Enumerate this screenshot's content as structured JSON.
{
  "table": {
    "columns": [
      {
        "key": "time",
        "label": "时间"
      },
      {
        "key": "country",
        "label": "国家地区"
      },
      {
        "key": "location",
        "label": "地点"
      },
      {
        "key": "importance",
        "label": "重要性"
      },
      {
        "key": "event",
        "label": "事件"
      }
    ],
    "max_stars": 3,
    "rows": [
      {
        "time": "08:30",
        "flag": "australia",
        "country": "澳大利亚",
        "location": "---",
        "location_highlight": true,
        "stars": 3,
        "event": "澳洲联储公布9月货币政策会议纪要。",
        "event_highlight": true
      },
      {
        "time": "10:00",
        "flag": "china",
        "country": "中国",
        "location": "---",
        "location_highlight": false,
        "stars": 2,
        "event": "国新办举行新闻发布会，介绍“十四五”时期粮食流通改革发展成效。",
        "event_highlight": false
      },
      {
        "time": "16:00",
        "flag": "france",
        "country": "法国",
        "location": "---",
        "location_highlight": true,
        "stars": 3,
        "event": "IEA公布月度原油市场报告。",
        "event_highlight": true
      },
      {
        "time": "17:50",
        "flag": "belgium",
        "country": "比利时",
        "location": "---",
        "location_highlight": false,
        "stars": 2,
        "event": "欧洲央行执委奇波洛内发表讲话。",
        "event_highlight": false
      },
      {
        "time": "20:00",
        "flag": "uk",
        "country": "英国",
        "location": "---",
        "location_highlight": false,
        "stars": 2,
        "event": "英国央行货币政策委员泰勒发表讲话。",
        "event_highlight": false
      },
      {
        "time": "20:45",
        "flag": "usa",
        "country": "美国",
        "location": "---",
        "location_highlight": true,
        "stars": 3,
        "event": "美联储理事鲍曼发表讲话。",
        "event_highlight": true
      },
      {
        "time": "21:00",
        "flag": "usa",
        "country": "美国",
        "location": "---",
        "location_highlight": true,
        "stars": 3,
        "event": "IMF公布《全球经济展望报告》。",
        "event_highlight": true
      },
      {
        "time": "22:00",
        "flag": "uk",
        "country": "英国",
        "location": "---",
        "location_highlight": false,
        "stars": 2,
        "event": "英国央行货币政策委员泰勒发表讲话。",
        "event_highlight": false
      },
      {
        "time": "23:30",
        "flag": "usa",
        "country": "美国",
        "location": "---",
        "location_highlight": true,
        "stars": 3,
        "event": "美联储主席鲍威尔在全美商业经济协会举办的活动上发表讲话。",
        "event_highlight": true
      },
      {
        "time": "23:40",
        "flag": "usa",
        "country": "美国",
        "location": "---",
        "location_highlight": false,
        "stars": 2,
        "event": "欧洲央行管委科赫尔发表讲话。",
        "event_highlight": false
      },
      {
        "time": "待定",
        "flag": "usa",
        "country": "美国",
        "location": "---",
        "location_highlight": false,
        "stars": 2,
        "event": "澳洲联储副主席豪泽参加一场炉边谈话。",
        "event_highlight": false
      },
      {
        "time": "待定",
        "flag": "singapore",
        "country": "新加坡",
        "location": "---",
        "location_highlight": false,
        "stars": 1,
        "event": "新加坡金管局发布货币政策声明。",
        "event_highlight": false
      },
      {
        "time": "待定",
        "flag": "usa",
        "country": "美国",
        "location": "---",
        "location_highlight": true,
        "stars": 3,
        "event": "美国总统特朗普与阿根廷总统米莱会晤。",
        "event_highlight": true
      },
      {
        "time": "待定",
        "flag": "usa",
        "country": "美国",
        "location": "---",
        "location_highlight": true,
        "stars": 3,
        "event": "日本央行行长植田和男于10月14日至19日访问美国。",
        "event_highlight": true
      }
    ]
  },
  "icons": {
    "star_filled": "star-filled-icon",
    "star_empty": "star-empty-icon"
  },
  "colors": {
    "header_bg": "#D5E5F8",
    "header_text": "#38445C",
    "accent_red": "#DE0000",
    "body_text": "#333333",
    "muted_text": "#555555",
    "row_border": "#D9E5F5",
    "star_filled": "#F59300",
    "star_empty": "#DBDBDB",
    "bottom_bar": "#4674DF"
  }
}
--
Faithfully transcribe the whole of the data.

Enumerate this screenshot's content as structured JSON.
{
  "table": {
    "columns": [
      {
        "key": "time",
        "label": "时间"
      },
      {
        "key": "country",
        "label": "国家地区"
      },
      {
        "key": "location",
        "label": "地点"
      },
      {
        "key": "importance",
        "label": "重要性"
      },
      {
        "key": "event",
        "label": "事件"
      }
    ],
    "max_stars": 3,
    "rows": [
      {
        "time": "08:30",
        "flag": "australia",
        "country": "澳大利亚",
        "location": "---",
        "location_highlight": true,
        "stars": 3,
        "event": "澳洲联储公布9月货币政策会议纪要。",
        "event_highlight": true
      },
      {
        "time": "10:00",
        "flag": "china",
        "country": "中国",
        "location": "---",
        "location_highlight": false,
        "stars": 2,
        "event": "国新办举行新闻发布会，介绍“十四五”时期粮食流通改革发展成效。",
        "event_highlight": false
      },
      {
        "time": "16:00",
        "flag": "france",
        "country": "法国",
        "location": "---",
        "location_highlight": true,
        "stars": 3,
        "event": "IEA公布月度原油市场报告。",
        "event_highlight": true
      },
      {
        "time": "17:50",
        "flag": "belgium",
        "country": "比利时",
        "location": "---",
        "location_highlight": false,
        "stars": 2,
        "event": "欧洲央行执委奇波洛内发表讲话。",
        "event_highlight": false
      },
      {
        "time": "20:00",
        "flag": "uk",
        "country": "英国",
        "location": "---",
        "location_highlight": false,
        "stars": 2,
        "event": "英国央行货币政策委员泰勒发表讲话。",
        "event_highlight": false
      },
      {
        "time": "20:45",
        "flag": "usa",
        "country": "美国",
        "location": "---",
        "location_highlight": true,
        "stars": 3,
        "event": "美联储理事鲍曼发表讲话。",
        "event_highlight": true
      },
      {
        "time": "21:00",
        "flag": "usa",
        "country": "美国",
        "location": "---",
        "location_highlight": true,
        "stars": 3,
        "event": "IMF公布《全球经济展望报告》。",
        "event_highlight": true
      },
      {
        "time": "22:00",
        "flag": "uk",
        "country": "英国",
        "location": "---",
        "location_highlight": false,
        "stars": 2,
        "event": "英国央行货币政策委员泰勒发表讲话。",
        "event_highlight": false
      },
      {
        "time": "23:30",
        "flag": "usa",
        "country": "美国",
        "location": "---",
        "location_highlight": true,
        "stars": 3,
        "event": "美联储主席鲍威尔在全美商业经济协会举办的活动上发表讲话。",
        "event_highlight": true
      },
      {
        "time": "23:40",
        "flag": "usa",
        "country": "美国",
        "location": "---",
        "location_highlight": false,
        "stars": 2,
        "event": "欧洲央行管委科赫尔发表讲话。",
        "event_highlight": false
      },
      {
        "time": "待定",
        "flag": "usa",
        "country": "美国",
        "location": "---",
        "location_highlight": false,
        "stars": 2,
        "event": "澳洲联储副主席豪泽参加一场炉边谈话。",
        "event_highlight": false
      },
      {
        "time": "待定",
        "flag": "singapore",
        "country": "新加坡",
        "location": "---",
        "location_highlight": false,
        "stars": 1,
        "event": "新加坡金管局发布货币政策声明。",
        "event_highlight": false
      },
      {
        "time": "待定",
        "flag": "usa",
        "country": "美国",
        "location": "---",
        "location_highlight": true,
        "stars": 3,
        "event": "美国总统特朗普与阿根廷总统米莱会晤。",
        "event_highlight": true
      },
      {
        "time": "待定",
        "flag": "usa",
        "country": "美国",
        "location": "---",
        "location_highlight": true,
        "stars": 3,
        "event": "日本央行行长植田和男于10月14日至19日访问美国。",
        "event_highlight": true
      }
    ]
  },
  "icons": {
    "star_filled": "star-filled-icon",
    "star_empty": "star-empty-icon"
  },
  "colors": {
    "header_bg": "#D5E5F8",
    "header_text": "#38445C",
    "accent_red": "#DE0000",
    "body_text": "#333333",
    "muted_text": "#555555",
    "row_border": "#D9E5F5",
    "star_filled": "#F59300",
    "star_empty": "#DBDBDB",
    "bottom_bar": "#4674DF"
  }
}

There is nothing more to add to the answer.